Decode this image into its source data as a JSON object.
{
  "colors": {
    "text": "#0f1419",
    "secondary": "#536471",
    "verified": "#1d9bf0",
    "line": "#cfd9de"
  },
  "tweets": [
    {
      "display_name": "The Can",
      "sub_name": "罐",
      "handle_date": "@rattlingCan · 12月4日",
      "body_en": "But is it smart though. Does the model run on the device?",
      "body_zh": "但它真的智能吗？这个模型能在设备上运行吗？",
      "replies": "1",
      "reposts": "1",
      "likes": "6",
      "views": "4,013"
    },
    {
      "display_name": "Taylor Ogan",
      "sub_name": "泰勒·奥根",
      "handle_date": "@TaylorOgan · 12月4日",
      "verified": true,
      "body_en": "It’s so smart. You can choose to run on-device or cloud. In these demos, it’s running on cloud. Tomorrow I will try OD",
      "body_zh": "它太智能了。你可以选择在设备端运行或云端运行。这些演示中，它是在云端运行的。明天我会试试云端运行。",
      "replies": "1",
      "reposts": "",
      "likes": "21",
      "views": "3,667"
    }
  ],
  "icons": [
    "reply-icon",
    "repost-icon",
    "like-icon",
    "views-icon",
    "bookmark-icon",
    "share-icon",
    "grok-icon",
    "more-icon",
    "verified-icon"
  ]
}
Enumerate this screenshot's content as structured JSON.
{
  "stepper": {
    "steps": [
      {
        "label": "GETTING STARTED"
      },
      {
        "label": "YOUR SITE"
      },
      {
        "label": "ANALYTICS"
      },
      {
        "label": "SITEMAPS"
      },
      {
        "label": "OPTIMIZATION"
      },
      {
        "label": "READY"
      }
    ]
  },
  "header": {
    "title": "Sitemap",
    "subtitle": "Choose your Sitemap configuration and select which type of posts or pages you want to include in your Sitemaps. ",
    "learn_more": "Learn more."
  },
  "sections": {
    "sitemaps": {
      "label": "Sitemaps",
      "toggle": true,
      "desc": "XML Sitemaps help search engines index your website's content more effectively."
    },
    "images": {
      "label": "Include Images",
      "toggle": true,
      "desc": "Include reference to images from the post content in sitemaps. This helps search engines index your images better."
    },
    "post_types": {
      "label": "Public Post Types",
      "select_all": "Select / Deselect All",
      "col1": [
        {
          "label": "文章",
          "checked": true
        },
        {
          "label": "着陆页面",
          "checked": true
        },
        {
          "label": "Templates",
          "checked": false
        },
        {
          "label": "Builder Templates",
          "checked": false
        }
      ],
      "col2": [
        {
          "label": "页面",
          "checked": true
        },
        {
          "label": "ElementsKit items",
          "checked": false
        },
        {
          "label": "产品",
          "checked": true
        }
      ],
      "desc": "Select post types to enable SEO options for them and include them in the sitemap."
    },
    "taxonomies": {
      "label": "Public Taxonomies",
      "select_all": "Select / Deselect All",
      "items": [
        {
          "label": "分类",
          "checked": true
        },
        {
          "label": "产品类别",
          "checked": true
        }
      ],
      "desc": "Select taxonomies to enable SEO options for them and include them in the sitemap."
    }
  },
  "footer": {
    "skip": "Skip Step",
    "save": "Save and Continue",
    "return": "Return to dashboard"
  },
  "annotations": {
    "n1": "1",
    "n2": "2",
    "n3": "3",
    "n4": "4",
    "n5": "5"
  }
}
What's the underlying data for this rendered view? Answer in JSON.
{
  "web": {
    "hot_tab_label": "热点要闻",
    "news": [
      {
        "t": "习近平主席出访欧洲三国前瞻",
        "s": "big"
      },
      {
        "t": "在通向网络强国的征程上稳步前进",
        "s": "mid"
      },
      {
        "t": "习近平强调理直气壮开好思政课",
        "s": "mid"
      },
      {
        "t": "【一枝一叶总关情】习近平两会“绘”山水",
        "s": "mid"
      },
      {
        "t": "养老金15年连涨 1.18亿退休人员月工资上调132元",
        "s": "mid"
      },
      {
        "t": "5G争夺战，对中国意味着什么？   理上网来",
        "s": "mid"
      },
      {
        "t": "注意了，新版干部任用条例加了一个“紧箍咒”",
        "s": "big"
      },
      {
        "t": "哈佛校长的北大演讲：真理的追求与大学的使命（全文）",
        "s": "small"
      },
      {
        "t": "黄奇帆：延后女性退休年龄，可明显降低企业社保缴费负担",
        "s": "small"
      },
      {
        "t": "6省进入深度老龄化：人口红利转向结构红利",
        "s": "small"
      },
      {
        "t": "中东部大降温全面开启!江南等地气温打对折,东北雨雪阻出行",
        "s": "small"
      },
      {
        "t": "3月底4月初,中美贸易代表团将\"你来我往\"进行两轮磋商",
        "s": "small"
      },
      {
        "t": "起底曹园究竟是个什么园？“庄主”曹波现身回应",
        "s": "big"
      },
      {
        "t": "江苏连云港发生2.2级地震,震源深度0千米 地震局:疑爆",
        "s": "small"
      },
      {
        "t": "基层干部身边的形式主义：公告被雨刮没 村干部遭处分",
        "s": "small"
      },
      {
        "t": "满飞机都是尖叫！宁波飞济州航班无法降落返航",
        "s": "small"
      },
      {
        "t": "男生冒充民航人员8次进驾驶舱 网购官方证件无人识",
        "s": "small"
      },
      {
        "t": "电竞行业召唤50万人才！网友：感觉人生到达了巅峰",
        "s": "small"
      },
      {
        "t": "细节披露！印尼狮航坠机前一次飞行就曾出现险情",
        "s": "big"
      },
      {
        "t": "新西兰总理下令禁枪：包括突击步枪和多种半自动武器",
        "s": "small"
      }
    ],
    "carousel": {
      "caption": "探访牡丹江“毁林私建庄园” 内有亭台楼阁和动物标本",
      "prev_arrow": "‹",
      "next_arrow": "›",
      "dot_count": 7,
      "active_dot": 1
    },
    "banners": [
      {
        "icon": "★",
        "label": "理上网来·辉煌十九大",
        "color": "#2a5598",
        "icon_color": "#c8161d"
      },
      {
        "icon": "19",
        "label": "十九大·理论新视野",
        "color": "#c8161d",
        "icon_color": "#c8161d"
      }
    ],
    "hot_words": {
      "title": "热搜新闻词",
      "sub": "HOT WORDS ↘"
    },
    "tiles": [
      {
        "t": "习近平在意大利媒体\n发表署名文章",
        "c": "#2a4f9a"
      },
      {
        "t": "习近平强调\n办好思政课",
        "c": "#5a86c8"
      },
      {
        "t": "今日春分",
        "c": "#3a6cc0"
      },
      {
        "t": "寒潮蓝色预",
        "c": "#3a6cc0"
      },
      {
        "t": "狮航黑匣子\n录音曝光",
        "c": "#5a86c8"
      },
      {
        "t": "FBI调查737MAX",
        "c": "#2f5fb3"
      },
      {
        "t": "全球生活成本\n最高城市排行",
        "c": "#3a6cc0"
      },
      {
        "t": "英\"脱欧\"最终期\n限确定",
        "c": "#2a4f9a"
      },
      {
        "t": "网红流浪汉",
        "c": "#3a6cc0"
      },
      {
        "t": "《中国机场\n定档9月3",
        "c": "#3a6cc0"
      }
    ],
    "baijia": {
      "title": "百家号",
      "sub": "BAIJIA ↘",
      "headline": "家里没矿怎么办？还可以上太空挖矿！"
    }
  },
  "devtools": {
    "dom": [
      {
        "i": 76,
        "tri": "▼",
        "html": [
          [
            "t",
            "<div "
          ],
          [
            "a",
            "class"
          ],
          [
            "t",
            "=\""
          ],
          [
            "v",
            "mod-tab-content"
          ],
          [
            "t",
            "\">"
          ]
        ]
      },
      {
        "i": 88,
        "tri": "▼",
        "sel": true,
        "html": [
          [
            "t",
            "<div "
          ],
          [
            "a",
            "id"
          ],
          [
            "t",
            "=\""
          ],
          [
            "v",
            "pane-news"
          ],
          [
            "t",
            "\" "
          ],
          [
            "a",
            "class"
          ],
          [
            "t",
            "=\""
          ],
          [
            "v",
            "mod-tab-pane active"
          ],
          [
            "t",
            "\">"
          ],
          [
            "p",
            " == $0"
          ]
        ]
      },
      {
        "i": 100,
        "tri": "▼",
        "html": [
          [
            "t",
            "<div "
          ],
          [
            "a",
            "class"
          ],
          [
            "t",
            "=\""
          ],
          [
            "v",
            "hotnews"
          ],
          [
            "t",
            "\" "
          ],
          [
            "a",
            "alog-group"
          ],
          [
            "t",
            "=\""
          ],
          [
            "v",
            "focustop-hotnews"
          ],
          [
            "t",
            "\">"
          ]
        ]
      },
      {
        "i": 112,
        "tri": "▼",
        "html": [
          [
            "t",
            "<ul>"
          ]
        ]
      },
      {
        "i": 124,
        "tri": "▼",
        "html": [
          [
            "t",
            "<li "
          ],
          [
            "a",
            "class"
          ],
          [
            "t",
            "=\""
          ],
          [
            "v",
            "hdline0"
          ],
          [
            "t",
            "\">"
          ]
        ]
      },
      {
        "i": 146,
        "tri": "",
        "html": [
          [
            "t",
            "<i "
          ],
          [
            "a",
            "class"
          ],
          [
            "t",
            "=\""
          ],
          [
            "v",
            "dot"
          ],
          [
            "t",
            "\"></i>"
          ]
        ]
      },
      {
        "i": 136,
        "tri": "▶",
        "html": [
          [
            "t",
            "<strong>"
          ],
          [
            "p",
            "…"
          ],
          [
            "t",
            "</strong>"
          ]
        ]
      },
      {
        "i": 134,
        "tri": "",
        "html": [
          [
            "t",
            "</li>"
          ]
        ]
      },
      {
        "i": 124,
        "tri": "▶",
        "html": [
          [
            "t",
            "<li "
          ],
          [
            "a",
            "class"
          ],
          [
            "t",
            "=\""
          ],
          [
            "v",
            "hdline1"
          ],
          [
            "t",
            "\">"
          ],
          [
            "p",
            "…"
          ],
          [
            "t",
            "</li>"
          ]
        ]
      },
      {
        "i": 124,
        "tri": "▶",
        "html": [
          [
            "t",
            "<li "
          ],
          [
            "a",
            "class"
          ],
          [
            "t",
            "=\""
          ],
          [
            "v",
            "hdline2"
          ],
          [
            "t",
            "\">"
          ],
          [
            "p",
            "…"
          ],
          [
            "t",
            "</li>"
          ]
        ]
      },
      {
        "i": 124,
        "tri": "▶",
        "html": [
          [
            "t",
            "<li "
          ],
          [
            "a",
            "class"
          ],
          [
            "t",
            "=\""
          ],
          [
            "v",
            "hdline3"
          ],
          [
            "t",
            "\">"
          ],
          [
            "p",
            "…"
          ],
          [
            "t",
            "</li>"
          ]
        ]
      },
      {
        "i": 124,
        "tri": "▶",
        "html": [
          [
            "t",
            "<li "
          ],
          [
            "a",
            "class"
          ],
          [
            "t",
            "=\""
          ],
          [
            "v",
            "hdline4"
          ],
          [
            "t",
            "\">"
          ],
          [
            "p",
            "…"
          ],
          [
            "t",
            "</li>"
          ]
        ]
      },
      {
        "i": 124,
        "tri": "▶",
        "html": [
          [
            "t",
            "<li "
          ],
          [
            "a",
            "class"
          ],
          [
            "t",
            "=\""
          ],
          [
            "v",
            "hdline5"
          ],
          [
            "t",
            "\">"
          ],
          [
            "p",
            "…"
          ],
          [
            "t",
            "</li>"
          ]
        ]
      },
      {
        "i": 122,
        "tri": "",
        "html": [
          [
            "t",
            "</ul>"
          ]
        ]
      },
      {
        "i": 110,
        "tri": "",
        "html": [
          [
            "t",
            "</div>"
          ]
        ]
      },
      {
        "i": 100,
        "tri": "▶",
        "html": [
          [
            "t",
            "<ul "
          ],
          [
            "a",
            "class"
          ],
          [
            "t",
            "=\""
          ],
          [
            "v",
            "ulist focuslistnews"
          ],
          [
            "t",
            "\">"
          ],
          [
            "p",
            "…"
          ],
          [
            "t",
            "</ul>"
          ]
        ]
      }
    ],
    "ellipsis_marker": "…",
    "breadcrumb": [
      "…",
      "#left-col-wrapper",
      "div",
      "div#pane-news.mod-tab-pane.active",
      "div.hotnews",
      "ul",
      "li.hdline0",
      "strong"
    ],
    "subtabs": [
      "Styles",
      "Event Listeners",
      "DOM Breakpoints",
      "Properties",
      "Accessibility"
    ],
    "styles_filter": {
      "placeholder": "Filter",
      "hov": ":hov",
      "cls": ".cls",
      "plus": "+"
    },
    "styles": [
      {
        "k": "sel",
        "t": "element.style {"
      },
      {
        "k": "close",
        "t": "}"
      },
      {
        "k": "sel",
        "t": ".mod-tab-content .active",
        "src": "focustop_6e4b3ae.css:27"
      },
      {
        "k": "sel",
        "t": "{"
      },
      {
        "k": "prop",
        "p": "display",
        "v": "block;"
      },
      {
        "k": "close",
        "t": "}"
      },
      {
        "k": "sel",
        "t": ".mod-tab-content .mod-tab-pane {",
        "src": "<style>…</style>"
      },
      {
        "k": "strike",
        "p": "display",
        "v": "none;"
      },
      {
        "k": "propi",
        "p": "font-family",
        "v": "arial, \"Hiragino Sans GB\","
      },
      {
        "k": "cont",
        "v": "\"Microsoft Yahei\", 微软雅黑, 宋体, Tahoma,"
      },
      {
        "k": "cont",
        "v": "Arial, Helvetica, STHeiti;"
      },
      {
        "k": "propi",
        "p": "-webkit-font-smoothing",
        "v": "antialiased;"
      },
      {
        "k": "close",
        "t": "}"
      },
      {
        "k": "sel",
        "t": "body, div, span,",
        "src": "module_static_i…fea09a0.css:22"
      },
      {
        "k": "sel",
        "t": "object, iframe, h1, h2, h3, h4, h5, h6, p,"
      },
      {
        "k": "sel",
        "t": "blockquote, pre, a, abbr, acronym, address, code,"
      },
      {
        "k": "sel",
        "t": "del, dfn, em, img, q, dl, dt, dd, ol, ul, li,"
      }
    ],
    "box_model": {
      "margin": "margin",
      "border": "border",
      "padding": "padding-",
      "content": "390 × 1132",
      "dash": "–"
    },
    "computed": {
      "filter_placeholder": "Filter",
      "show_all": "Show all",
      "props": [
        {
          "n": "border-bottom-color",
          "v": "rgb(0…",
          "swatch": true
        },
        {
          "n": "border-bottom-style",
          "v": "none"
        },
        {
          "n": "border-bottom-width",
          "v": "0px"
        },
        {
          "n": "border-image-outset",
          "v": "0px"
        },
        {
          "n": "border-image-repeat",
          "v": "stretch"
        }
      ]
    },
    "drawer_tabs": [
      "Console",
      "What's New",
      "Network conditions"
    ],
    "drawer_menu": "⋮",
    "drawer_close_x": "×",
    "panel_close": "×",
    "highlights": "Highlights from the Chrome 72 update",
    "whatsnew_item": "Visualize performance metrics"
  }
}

▬▬▬

GIVEN EXERCISE: Pick each line holding the word "JSON" out of the data and copy it.

EXERCISE RESULT:
Decode this image into its source data as a JSON object.
Enumerate this screenshot's content as structured JSON.
What's the underlying data for this rendered view? Answer in JSON.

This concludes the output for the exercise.